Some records
◆ ◆ ◆ ◆ ◆ ◆ ◆

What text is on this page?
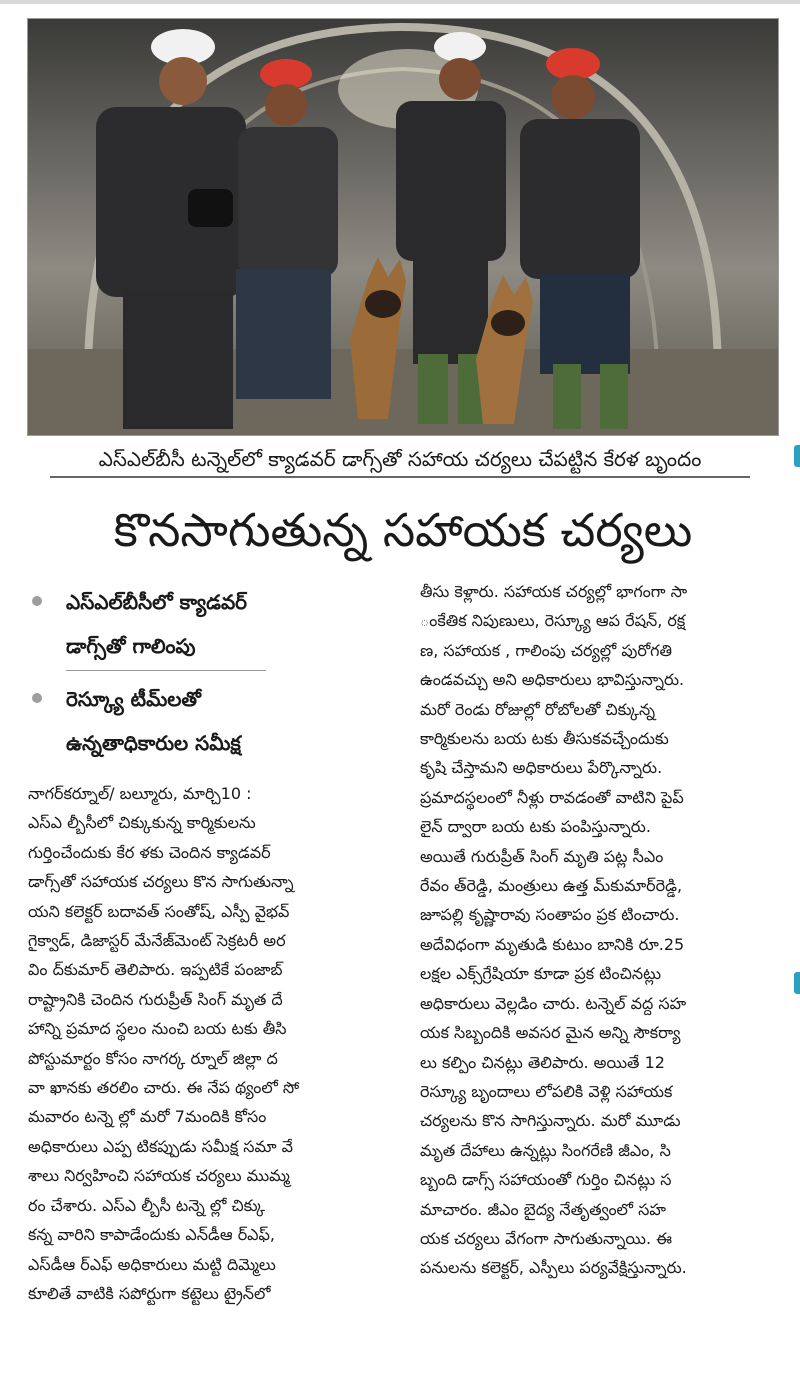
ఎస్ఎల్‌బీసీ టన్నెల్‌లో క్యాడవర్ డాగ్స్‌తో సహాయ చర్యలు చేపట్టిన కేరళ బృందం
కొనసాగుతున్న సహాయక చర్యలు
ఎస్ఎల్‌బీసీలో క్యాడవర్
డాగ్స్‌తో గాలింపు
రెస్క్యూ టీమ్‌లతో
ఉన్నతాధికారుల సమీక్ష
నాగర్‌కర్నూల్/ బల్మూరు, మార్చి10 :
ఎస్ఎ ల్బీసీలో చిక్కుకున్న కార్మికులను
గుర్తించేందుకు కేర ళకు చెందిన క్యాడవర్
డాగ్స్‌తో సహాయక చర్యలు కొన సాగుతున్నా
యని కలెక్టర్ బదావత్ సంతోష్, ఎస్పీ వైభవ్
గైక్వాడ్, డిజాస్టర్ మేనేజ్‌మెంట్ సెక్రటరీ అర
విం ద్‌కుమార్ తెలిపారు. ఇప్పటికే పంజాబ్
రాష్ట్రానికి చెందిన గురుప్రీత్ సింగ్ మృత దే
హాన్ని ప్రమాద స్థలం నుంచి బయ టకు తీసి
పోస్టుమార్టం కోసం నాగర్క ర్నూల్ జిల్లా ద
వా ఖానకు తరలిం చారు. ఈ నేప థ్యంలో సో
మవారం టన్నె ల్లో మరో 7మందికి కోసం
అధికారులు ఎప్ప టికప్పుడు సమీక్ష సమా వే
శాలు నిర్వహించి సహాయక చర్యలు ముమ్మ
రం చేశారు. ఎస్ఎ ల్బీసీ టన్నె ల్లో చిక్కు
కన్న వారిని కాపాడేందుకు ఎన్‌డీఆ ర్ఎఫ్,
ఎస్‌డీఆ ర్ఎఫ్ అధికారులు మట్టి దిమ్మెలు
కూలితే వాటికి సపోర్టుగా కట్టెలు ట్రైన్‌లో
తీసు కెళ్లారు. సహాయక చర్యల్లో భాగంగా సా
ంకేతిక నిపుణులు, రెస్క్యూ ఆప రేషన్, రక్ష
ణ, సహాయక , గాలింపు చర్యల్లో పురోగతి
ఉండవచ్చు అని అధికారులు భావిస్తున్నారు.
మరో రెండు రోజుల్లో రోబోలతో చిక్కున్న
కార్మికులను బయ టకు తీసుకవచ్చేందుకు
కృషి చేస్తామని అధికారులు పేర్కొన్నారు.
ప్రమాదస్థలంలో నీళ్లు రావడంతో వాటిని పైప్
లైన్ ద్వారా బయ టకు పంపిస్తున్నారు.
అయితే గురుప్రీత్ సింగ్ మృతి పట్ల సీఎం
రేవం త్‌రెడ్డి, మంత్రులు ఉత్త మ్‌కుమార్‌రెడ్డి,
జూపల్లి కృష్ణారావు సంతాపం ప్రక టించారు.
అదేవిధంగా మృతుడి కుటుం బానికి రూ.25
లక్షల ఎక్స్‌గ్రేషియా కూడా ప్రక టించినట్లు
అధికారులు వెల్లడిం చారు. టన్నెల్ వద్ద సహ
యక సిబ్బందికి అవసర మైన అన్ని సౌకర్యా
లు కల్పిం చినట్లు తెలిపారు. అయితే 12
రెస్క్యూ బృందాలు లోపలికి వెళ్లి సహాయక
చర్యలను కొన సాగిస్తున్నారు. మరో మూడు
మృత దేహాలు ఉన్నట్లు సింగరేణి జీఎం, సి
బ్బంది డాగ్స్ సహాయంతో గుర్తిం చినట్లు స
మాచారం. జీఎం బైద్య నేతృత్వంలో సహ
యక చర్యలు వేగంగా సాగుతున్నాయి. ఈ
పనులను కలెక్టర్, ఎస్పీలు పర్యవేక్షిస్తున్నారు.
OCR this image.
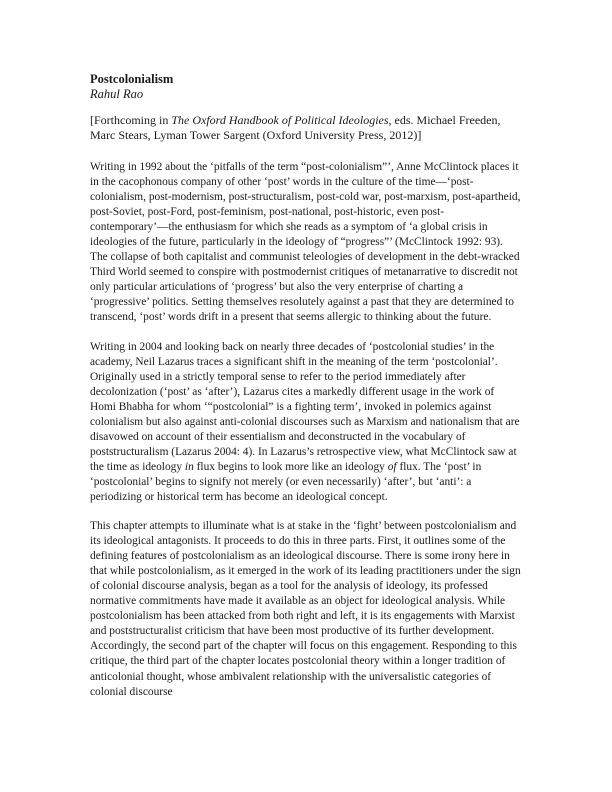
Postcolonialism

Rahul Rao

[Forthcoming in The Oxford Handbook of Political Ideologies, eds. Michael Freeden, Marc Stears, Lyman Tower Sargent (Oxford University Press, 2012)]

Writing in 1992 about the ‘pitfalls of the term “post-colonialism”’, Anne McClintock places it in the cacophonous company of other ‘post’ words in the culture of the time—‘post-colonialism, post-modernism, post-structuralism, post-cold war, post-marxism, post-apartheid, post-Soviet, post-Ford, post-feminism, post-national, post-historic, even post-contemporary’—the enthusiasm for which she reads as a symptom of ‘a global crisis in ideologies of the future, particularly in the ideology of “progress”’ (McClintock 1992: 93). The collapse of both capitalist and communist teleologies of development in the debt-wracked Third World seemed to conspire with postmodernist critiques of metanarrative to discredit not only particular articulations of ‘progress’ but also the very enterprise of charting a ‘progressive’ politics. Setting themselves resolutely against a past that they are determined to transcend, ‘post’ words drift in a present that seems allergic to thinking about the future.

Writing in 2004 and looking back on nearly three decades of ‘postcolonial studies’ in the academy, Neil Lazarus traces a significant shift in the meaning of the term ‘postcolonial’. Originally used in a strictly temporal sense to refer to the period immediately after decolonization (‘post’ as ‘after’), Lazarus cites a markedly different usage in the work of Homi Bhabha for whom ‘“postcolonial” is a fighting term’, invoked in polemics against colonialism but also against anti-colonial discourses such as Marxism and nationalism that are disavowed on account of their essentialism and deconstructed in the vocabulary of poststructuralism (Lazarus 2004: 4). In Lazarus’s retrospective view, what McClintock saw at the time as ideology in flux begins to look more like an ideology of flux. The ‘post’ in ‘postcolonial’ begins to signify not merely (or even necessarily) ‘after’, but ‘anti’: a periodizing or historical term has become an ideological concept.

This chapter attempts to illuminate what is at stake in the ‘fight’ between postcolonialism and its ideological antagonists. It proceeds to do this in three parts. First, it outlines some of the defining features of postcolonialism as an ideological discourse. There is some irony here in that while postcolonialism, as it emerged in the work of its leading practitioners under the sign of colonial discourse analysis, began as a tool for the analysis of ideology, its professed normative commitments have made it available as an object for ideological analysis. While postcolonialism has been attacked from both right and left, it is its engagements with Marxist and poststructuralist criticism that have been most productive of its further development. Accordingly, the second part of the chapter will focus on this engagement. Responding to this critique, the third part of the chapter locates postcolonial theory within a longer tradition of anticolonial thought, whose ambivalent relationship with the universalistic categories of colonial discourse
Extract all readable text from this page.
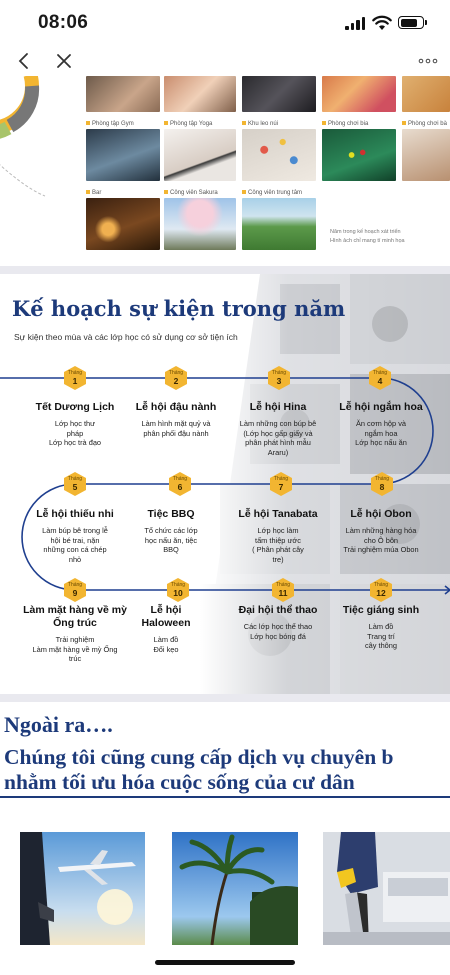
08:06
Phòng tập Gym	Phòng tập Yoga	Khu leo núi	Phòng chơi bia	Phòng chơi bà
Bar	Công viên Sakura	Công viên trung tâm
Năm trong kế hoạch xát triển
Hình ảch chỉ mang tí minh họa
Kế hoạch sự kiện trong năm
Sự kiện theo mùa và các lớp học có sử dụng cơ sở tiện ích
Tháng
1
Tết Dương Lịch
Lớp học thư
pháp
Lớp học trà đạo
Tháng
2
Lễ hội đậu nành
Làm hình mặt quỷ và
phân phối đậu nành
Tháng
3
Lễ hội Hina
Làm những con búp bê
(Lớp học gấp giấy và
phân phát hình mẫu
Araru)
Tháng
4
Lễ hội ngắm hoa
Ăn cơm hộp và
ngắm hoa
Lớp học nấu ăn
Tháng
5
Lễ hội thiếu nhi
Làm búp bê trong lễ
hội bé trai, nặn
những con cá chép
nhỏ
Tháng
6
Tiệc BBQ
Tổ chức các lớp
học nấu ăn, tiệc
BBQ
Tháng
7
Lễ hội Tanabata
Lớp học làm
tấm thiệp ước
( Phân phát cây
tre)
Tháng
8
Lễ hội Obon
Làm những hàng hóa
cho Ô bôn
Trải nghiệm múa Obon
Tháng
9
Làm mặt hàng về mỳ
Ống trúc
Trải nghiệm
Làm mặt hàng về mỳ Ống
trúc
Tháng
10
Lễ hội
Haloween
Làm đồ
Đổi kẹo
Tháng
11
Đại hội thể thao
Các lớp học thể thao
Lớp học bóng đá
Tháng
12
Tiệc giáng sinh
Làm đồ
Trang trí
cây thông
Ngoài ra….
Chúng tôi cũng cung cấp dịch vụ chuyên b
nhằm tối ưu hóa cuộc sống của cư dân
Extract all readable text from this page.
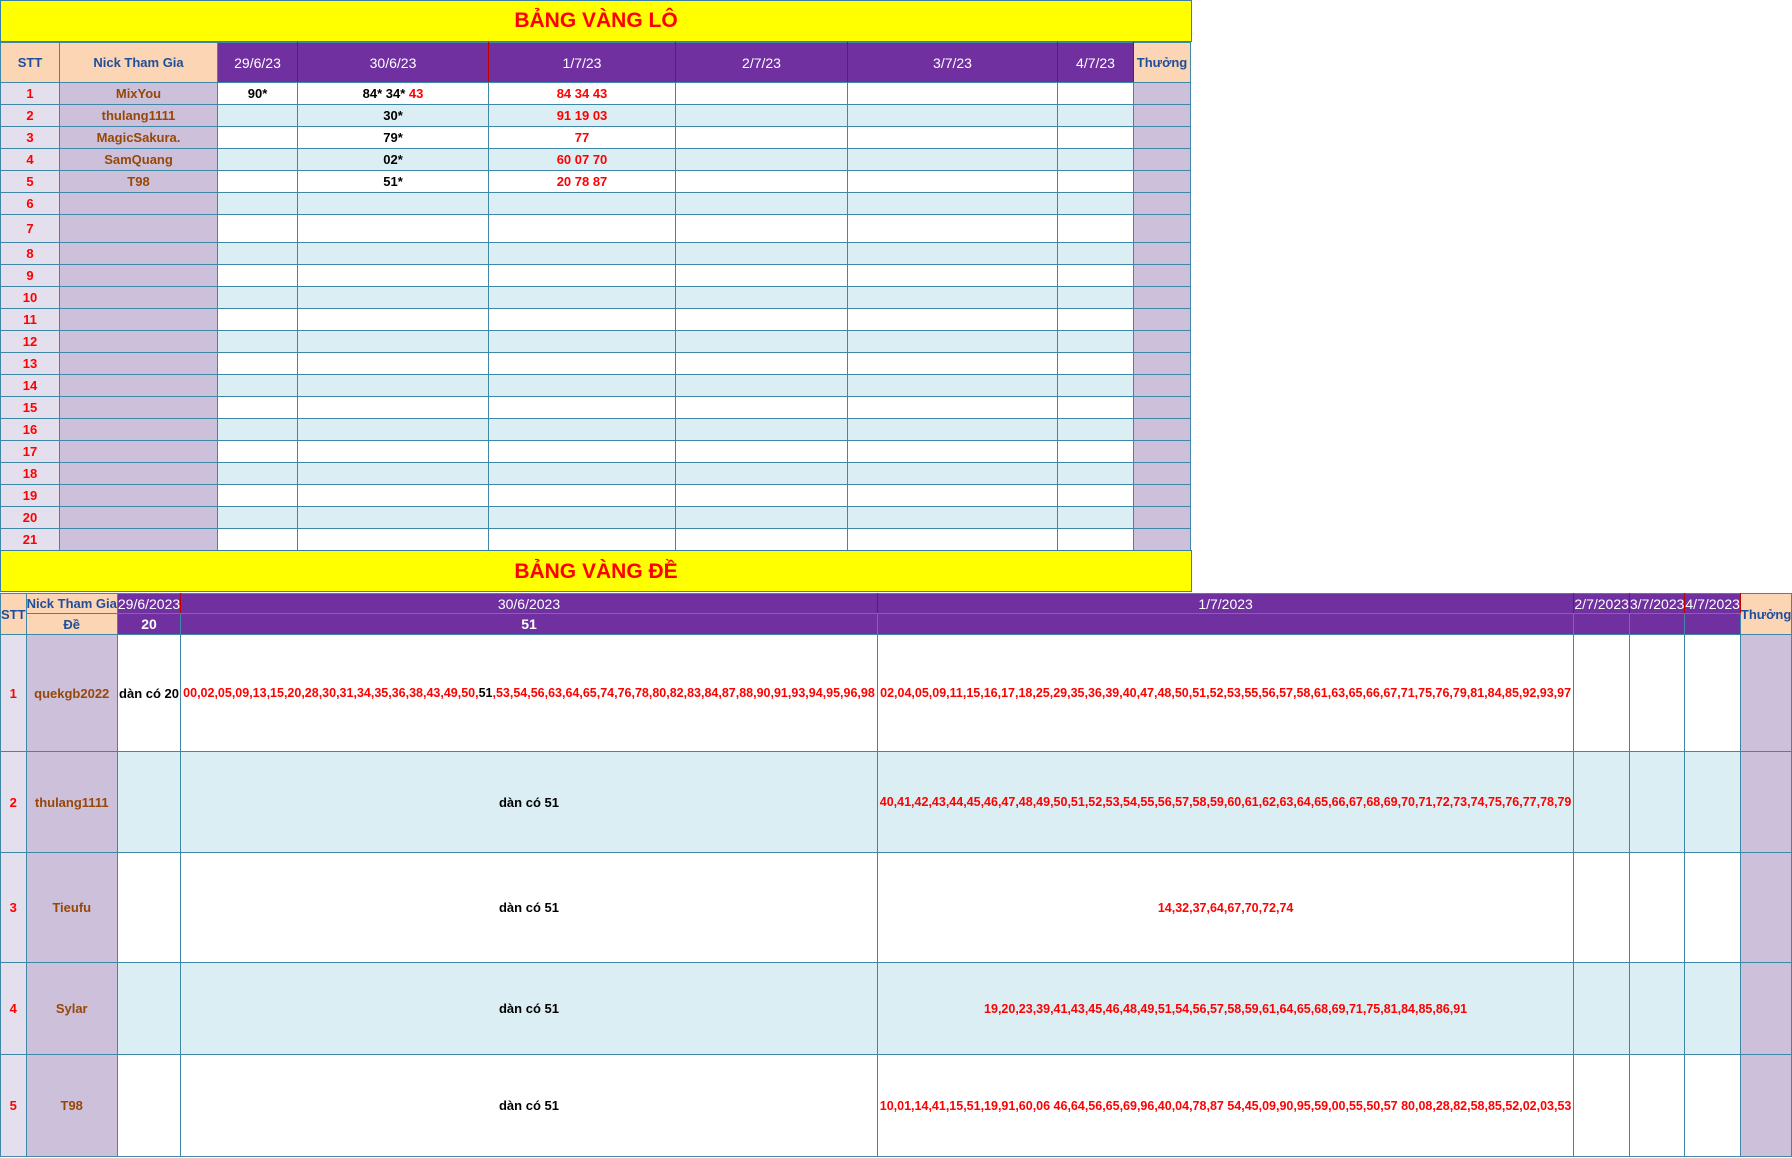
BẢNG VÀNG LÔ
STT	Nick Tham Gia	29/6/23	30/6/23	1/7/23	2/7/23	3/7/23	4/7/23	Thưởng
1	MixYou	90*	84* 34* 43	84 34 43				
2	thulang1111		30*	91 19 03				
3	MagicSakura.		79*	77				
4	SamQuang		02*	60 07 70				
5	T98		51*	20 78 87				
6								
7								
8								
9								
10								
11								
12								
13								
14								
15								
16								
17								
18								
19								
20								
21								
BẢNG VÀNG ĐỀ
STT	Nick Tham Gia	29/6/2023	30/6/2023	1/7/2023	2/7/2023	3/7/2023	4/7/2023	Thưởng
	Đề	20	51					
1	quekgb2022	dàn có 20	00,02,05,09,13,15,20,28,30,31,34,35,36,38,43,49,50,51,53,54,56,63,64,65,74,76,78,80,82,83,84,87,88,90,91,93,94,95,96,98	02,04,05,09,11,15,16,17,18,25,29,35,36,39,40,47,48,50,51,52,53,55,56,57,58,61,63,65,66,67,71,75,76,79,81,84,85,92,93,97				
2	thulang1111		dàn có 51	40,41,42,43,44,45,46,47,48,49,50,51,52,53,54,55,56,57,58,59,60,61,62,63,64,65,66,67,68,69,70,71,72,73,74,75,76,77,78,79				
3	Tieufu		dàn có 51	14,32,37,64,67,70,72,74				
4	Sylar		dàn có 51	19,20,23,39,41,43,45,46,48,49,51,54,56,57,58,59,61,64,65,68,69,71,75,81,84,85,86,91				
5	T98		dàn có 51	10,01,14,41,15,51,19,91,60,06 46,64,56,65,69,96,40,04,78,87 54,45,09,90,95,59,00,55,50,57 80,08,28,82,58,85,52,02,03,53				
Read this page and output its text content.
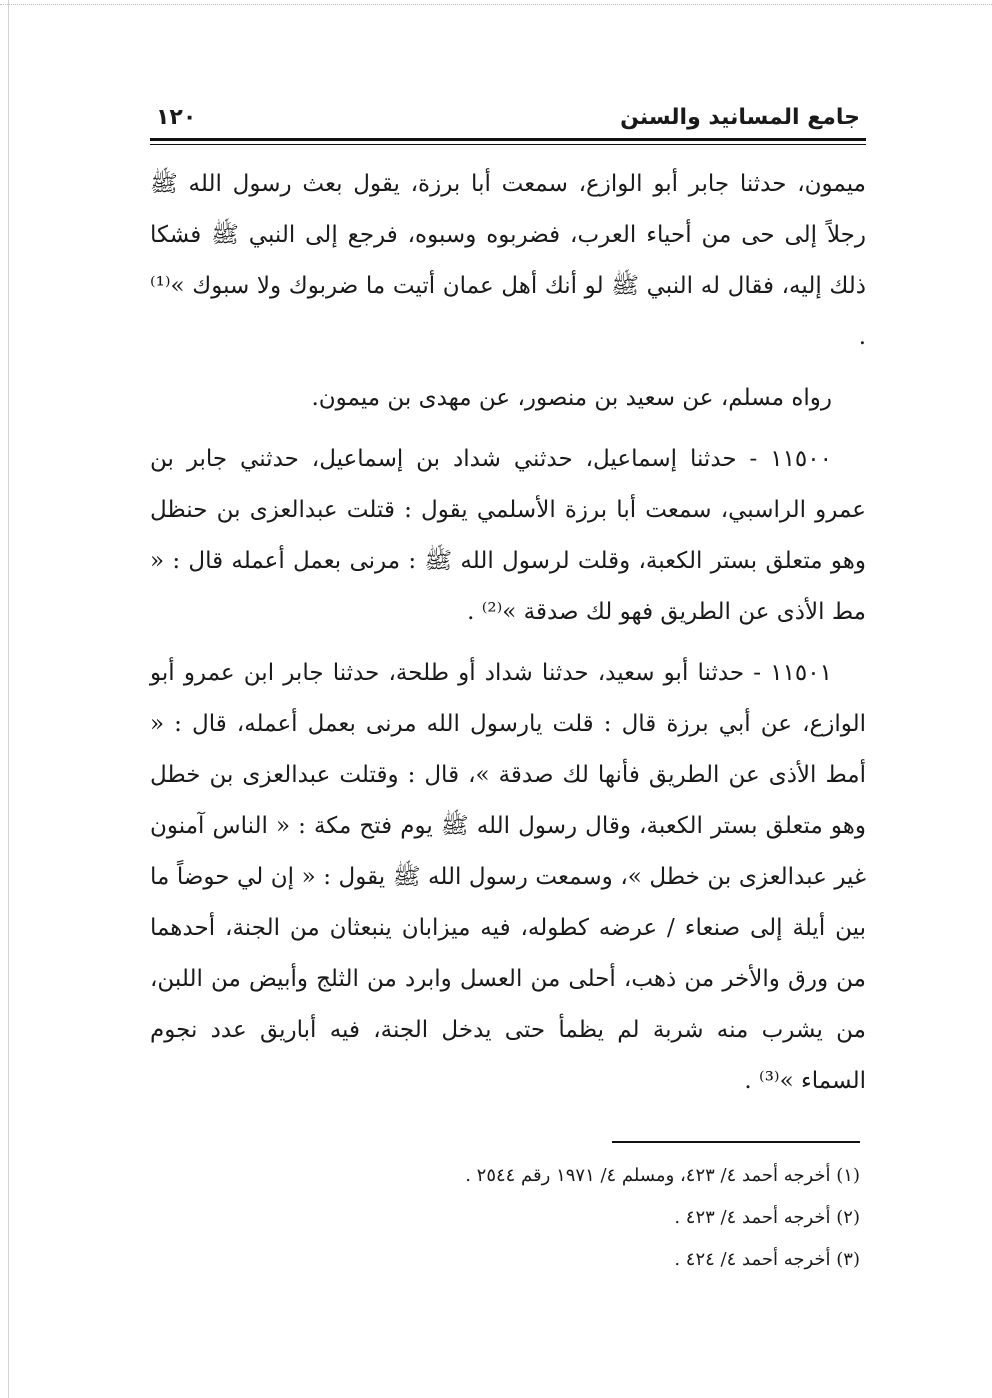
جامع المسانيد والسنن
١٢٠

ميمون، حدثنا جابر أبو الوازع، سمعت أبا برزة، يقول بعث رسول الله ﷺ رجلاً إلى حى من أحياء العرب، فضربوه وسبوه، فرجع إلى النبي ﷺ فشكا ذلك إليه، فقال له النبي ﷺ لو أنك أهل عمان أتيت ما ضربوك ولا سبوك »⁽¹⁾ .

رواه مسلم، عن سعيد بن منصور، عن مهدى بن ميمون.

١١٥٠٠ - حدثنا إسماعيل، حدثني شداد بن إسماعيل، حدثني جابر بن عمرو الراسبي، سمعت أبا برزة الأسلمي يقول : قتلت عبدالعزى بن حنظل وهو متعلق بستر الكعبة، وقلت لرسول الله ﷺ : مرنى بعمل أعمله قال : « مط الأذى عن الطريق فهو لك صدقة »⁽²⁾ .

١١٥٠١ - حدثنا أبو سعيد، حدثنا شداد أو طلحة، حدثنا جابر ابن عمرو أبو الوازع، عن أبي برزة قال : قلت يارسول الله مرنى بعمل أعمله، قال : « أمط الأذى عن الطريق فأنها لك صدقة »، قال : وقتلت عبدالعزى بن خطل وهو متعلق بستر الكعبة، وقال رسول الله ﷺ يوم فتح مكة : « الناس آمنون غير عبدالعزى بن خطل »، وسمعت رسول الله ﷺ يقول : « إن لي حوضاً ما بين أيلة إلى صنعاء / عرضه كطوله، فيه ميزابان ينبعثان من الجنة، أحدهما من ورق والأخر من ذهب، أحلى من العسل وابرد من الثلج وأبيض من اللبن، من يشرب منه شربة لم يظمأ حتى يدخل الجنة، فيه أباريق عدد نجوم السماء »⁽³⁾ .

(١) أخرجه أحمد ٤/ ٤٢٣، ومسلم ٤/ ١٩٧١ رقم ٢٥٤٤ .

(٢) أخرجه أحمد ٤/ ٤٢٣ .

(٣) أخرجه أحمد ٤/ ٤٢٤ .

◆ ◆ ◆ ◆ ◆ ◆ ◆

> EXERCISE: Whichever lines contain the string "trong", select and copy them.

> PROBLEM SOLUTION:
Năm trong kế hoạch xát triển
Kế hoạch sự kiện trong năm
Làm búp bê trong lễ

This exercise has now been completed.